== Text under study
Celyad awarded US patent covering allogeneic human primary T-Cells
Posted: 26 October 2015 | Victoria White
The US 9,181,527 Celyad Allogeneic Patent significantly strengthens Celyad’s patent portfolio in the CAR T-Cell field…
Celyad has announced the issuance of United States Patent No. 9,181,527 relating to allogeneic human primary T-Cells that are engineered to be T-Cell Receptor (TCR)-deficient and express a Chimeric Antigen Receptor (CAR).
The US 9,181,527 Celyad Allogeneic Patent significantly strengthens Celyad’s patent portfolio in the CAR T-Cell field and its leadership in engineered cell therapy since the granted product claims are not limited to specific CARs or specific methods of generating allogeneic CAR T-Cells, such as genome editing or genetic engineering. The patented products are applicable for use in treating various human disease conditions such as cancer, chronic infectious diseases, and autoimmunity.
Allogeneic technology has the potential to broaden the therapeutic applications of CAR T-Cell immunotherapies by enabling the development and manufacturing of “off-the-shelf” treatments.
First patent covering TCR-deficient CAR T-Cells
Dr Christian Homsy, CEO of Celyad, commented, “We are pleased to have obtained the 9,181,527 Patent from the United States Patent and Trademark Office (USPTO) for allogeneic T-Cells engineered to express a CAR, and we are pursuing patents in other geographies as well. To our knowledge, this is the very first patent covering TCR-deficient CAR T-Cells. The Company intends to maximise the significant therapeutic potential of our allogeneic CAR-T technology platform, either on our own or potentially through one or more strategic collaborations.”
====
== Entries supplied
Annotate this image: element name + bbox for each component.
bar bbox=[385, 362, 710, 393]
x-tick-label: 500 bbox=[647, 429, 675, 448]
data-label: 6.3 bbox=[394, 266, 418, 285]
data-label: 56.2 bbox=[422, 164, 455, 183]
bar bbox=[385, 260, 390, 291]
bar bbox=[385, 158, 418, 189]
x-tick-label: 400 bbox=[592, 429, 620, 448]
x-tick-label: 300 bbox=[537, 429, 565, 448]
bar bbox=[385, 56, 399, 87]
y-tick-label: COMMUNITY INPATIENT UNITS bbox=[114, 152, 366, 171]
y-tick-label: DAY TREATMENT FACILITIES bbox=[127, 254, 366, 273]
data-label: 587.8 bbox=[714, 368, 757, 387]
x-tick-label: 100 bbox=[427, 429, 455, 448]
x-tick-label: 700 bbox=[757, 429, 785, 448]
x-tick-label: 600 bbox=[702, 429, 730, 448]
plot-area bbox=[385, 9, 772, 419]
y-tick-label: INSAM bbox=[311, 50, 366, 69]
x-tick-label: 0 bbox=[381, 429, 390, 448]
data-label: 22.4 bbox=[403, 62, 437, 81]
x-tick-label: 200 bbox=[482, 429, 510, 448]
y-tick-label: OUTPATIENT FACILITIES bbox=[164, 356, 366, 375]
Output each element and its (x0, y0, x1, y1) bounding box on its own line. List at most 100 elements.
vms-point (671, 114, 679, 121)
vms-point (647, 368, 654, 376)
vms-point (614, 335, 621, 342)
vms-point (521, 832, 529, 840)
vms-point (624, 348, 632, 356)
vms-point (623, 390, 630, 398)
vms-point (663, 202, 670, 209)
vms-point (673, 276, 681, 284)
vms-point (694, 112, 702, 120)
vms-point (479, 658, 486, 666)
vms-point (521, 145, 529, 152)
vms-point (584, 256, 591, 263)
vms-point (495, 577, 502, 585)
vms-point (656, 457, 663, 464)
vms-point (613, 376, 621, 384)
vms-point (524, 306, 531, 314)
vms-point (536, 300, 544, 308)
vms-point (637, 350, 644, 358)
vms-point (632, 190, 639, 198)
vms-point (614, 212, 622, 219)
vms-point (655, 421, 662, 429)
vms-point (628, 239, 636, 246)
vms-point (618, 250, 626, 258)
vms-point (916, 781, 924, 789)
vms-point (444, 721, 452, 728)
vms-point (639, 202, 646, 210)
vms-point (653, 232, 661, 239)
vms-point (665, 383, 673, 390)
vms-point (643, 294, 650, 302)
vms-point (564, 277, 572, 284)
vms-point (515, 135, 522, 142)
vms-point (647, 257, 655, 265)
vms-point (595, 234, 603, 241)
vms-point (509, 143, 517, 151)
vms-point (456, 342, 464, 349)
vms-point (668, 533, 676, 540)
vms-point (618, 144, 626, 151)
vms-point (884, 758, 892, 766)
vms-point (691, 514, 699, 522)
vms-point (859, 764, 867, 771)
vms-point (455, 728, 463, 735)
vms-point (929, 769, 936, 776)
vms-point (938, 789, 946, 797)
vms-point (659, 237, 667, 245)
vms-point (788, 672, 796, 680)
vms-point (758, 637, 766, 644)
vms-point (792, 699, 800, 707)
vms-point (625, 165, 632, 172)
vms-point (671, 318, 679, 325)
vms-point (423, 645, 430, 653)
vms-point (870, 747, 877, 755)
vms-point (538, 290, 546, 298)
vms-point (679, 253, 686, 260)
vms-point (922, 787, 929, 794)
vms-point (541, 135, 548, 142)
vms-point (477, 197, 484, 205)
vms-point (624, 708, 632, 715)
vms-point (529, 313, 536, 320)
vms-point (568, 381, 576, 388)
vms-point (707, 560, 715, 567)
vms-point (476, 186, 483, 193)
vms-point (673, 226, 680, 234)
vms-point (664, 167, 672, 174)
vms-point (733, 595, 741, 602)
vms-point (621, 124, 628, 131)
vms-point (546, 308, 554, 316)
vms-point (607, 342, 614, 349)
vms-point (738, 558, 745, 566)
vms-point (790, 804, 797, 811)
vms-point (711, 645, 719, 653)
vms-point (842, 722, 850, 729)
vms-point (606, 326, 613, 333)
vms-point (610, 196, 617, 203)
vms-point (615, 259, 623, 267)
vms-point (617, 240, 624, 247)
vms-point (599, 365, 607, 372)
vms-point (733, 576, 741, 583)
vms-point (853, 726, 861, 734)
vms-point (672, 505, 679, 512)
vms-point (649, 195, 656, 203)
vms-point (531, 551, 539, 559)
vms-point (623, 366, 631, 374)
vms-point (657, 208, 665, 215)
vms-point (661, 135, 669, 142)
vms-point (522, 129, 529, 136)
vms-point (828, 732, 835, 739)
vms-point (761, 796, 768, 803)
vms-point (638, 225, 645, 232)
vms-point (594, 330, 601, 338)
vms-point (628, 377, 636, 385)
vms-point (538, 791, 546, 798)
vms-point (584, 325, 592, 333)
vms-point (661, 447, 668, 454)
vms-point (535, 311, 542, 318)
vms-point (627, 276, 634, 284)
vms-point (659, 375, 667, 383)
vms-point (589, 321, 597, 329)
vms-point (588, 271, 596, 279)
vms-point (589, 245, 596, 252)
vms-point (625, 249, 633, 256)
====
Questions:
(a) Repeat word for word the passage of the Celyad patent article that begins at the words "Celyad awarded US" and stops after the words "Antigen Receptor (CAR).".
(b) According to the Celyad patent article, which human disease conditions can the patented products be used to treat?
(c) Take the Celyad patent article further, starting after its final sentence.

Results:
(a)
Celyad awarded US patent covering allogeneic human primary T-Cells
Posted: 26 October 2015 | Victoria White
The US 9,181,527 Celyad Allogeneic Patent significantly strengthens Celyad’s patent portfolio in the CAR T-Cell field…
Celyad has announced the issuance of United States Patent No. 9,181,527 relating to allogeneic human primary T-Cells that are engineered to be T-Cell Receptor (TCR)-deficient and express a Chimeric Antigen Receptor (CAR).

(b) Cancer, chronic infectious diseases, and autoimmunity.

(c)
Dr Frederic Lehmann, VP Immuno-Oncology, added, “Our current autologous NKG2D oncology clinical trial is going well and we look forward to potentially following this with an allogeneic platform into the clinic. This technology has applications beyond cancer and allows us to explore other diseases such as autoimmune disorders and chronic infections.”
Celyad currently has preclinical studies underway to develop allogeneic cancer therapies by using a TCR Inhibitory Molecule, or “TIM”, in combination with a next generation CAR construct that incorporates a natural killer receptor. This proprietary process results in an off-the-shelf “weaponized” TCR-deficient NK CAR T-Cell aimed at eliminating or greatly reducing graft-versus-host-disease (GVHD).